__Given request__
Counting only lines that hold "Zoom", give the total and nothing more.

[Stored data]
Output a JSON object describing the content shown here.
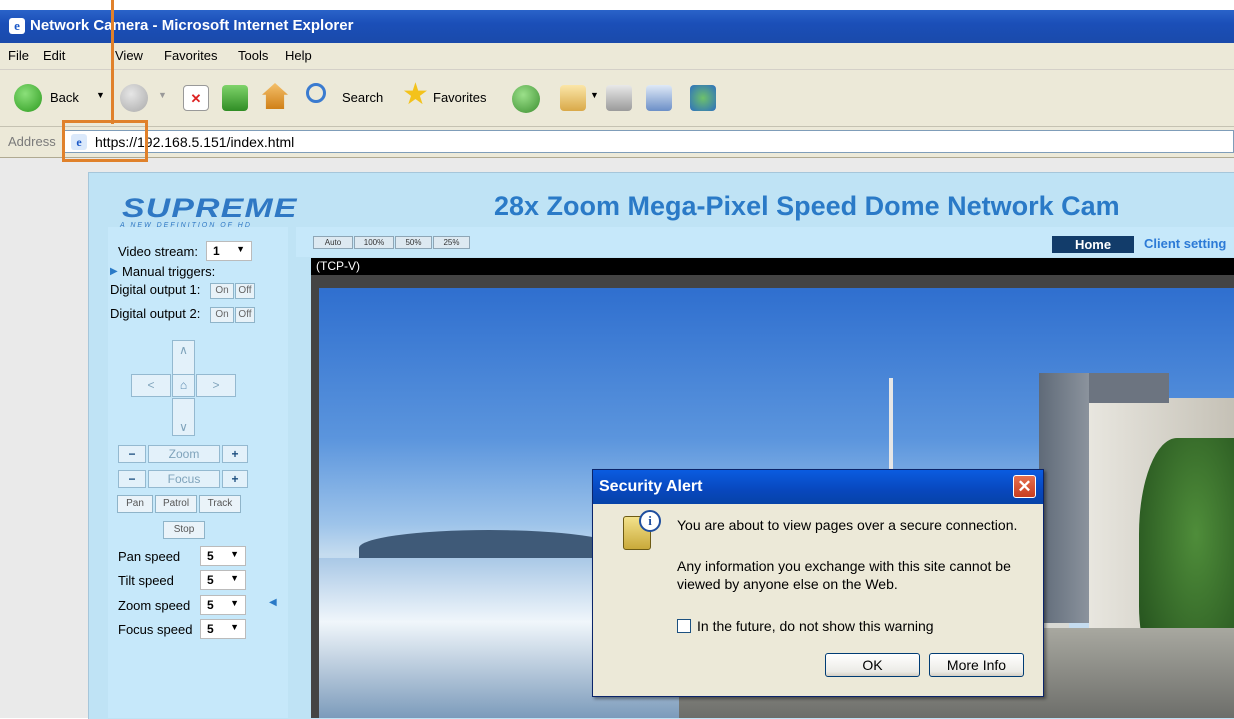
{
  "window": {
    "title": "Network Camera - Microsoft Internet Explorer"
  },
  "menubar": {
    "items": [
      "File",
      "Edit",
      "View",
      "Favorites",
      "Tools",
      "Help"
    ]
  },
  "toolbar": {
    "back_label": "Back",
    "search_label": "Search",
    "favorites_label": "Favorites"
  },
  "address": {
    "label": "Address",
    "url": "https://192.168.5.151/index.html"
  },
  "camera_page": {
    "logo": "SUPREME",
    "logo_tagline": "A NEW DEFINITION OF HD",
    "title": "28x Zoom Mega-Pixel Speed Dome Network Cam",
    "nav": {
      "home": "Home",
      "client_settings": "Client setting"
    },
    "size_buttons": [
      "Auto",
      "100%",
      "50%",
      "25%"
    ],
    "stream_label": "(TCP-V)",
    "left_panel": {
      "video_stream_label": "Video stream:",
      "video_stream_value": "1",
      "manual_triggers_label": "Manual triggers:",
      "digital_output_1": "Digital output 1:",
      "digital_output_2": "Digital output 2:",
      "on_label": "On",
      "off_label": "Off",
      "zoom_label": "Zoom",
      "focus_label": "Focus",
      "minus": "−",
      "plus": "+",
      "pan_button": "Pan",
      "patrol_button": "Patrol",
      "track_button": "Track",
      "stop_button": "Stop",
      "speeds": [
        {
          "label": "Pan speed",
          "value": "5"
        },
        {
          "label": "Tilt speed",
          "value": "5"
        },
        {
          "label": "Zoom speed",
          "value": "5"
        },
        {
          "label": "Focus speed",
          "value": "5"
        }
      ]
    }
  },
  "dialog": {
    "title": "Security Alert",
    "close": "✕",
    "line1": "You are about to view pages over a secure connection.",
    "line2a": "Any information you exchange with this site cannot be",
    "line2b": "viewed by anyone else on the Web.",
    "checkbox_label": "In the future, do not show this warning",
    "ok": "OK",
    "more_info": "More Info"
  },
  "colors": {
    "callout": "#e0812b",
    "title_blue": "#2a7ac7",
    "xp_titlebar": "#1b4fb8"
  }
}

__Written solution__
3